====== Records for the task ======

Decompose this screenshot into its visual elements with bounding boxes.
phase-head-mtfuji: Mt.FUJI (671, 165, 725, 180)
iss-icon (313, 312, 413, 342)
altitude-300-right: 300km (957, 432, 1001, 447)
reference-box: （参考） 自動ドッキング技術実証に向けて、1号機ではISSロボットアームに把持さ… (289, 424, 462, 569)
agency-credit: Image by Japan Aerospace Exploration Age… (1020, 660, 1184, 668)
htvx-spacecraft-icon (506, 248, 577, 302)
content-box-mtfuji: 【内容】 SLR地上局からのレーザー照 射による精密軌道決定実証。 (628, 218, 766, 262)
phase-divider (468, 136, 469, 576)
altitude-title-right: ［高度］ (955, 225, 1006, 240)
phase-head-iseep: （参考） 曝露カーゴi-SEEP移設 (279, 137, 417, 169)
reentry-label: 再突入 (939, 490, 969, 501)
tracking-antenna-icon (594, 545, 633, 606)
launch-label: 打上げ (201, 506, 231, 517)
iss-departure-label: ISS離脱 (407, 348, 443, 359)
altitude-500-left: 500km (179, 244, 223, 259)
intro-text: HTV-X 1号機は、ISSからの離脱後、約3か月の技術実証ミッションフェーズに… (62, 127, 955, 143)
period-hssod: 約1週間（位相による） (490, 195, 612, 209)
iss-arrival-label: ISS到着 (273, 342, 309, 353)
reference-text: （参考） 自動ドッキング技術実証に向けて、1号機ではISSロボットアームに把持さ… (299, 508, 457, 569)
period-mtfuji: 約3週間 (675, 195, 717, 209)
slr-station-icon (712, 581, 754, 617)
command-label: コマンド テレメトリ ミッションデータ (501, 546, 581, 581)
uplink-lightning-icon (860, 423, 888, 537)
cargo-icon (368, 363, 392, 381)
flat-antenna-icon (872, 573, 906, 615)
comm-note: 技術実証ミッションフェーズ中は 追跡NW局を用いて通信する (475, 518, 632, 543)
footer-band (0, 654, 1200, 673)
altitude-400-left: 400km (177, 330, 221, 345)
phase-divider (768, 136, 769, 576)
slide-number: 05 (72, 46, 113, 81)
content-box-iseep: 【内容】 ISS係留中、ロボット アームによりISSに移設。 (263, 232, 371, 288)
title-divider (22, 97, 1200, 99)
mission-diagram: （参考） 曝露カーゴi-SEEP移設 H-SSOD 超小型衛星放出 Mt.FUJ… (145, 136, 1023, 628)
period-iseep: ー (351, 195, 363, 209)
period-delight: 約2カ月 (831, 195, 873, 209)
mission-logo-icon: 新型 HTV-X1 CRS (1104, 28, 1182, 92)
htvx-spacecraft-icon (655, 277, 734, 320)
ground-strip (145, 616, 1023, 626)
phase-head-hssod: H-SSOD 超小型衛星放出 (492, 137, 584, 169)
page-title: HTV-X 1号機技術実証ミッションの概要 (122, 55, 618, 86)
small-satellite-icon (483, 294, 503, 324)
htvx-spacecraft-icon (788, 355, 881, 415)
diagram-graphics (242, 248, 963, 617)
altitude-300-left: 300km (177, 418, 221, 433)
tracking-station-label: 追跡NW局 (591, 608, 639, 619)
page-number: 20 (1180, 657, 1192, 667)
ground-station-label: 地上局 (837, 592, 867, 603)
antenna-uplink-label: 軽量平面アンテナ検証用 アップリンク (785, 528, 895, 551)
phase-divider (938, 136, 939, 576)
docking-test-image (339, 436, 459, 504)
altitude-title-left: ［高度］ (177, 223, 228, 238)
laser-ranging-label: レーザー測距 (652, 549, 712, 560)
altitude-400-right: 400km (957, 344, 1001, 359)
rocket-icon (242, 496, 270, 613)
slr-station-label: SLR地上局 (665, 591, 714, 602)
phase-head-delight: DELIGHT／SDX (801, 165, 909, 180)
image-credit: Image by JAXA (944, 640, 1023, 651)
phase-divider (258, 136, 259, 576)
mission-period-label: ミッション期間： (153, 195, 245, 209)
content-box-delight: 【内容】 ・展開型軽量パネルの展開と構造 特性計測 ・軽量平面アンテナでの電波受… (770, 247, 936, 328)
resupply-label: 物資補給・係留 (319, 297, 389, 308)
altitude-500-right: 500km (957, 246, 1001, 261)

======

Requirement →
Return the lines of the records above as a JSON list of strings, one string per line, leaving out blank lines.

Reply to the task →
[
  "Decompose this screenshot into its visual elements with bounding boxes.",
  "phase-head-mtfuji: Mt.FUJI (671, 165, 725, 180)",
  "iss-icon (313, 312, 413, 342)",
  "altitude-300-right: 300km (957, 432, 1001, 447)",
  "reference-box: （参考） 自動ドッキング技術実証に向けて、1号機ではISSロボットアームに把持さ… (289, 424, 462, 569)",
  "agency-credit: Image by Japan Aerospace Exploration Age… (1020, 660, 1184, 668)",
  "htvx-spacecraft-icon (506, 248, 577, 302)",
  "content-box-mtfuji: 【内容】 SLR地上局からのレーザー照 射による精密軌道決定実証。 (628, 218, 766, 262)",
  "phase-divider (468, 136, 469, 576)",
  "altitude-title-right: ［高度］ (955, 225, 1006, 240)",
  "phase-head-iseep: （参考） 曝露カーゴi-SEEP移設 (279, 137, 417, 169)",
  "reentry-label: 再突入 (939, 490, 969, 501)",
  "tracking-antenna-icon (594, 545, 633, 606)",
  "launch-label: 打上げ (201, 506, 231, 517)",
  "iss-departure-label: ISS離脱 (407, 348, 443, 359)",
  "altitude-500-left: 500km (179, 244, 223, 259)",
  "intro-text: HTV-X 1号機は、ISSからの離脱後、約3か月の技術実証ミッションフェーズに… (62, 127, 955, 143)",
  "period-hssod: 約1週間（位相による） (490, 195, 612, 209)",
  "iss-arrival-label: ISS到着 (273, 342, 309, 353)",
  "reference-text: （参考） 自動ドッキング技術実証に向けて、1号機ではISSロボットアームに把持さ… (299, 508, 457, 569)",
  "period-mtfuji: 約3週間 (675, 195, 717, 209)",
  "slr-station-icon (712, 581, 754, 617)",
  "command-label: コマンド テレメトリ ミッションデータ (501, 546, 581, 581)",
  "uplink-lightning-icon (860, 423, 888, 537)",
  "cargo-icon (368, 363, 392, 381)",
  "flat-antenna-icon (872, 573, 906, 615)",
  "comm-note: 技術実証ミッションフェーズ中は 追跡NW局を用いて通信する (475, 518, 632, 543)",
  "footer-band (0, 654, 1200, 673)",
  "altitude-400-left: 400km (177, 330, 221, 345)",
  "phase-divider (768, 136, 769, 576)",
  "slide-number: 05 (72, 46, 113, 81)",
  "content-box-iseep: 【内容】 ISS係留中、ロボット アームによりISSに移設。 (263, 232, 371, 288)",
  "title-divider (22, 97, 1200, 99)",
  "mission-diagram: （参考） 曝露カーゴi-SEEP移設 H-SSOD 超小型衛星放出 Mt.FUJ… (145, 136, 1023, 628)",
  "period-iseep: ー (351, 195, 363, 209)",
  "period-delight: 約2カ月 (831, 195, 873, 209)",
  "mission-logo-icon: 新型 HTV-X1 CRS (1104, 28, 1182, 92)",
  "htvx-spacecraft-icon (655, 277, 734, 320)",
  "ground-strip (145, 616, 1023, 626)",
  "phase-head-hssod: H-SSOD 超小型衛星放出 (492, 137, 584, 169)",
  "page-title: HTV-X 1号機技術実証ミッションの概要 (122, 55, 618, 86)",
  "small-satellite-icon (483, 294, 503, 324)",
  "htvx-spacecraft-icon (788, 355, 881, 415)",
  "diagram-graphics (242, 248, 963, 617)",
  "altitude-300-left: 300km (177, 418, 221, 433)",
  "tracking-station-label: 追跡NW局 (591, 608, 639, 619)",
  "page-number: 20 (1180, 657, 1192, 667)",
  "ground-station-label: 地上局 (837, 592, 867, 603)",
  "antenna-uplink-label: 軽量平面アンテナ検証用 アップリンク (785, 528, 895, 551)",
  "phase-divider (938, 136, 939, 576)",
  "docking-test-image (339, 436, 459, 504)",
  "altitude-title-left: ［高度］ (177, 223, 228, 238)",
  "laser-ranging-label: レーザー測距 (652, 549, 712, 560)",
  "altitude-400-right: 400km (957, 344, 1001, 359)",
  "rocket-icon (242, 496, 270, 613)",
  "slr-station-label: SLR地上局 (665, 591, 714, 602)",
  "phase-head-delight: DELIGHT／SDX (801, 165, 909, 180)",
  "image-credit: Image by JAXA (944, 640, 1023, 651)",
  "phase-divider (258, 136, 259, 576)",
  "mission-period-label: ミッション期間： (153, 195, 245, 209)",
  "content-box-delight: 【内容】 ・展開型軽量パネルの展開と構造 特性計測 ・軽量平面アンテナでの電波受… (770, 247, 936, 328)",
  "resupply-label: 物資補給・係留 (319, 297, 389, 308)",
  "altitude-500-right: 500km (957, 246, 1001, 261)"
]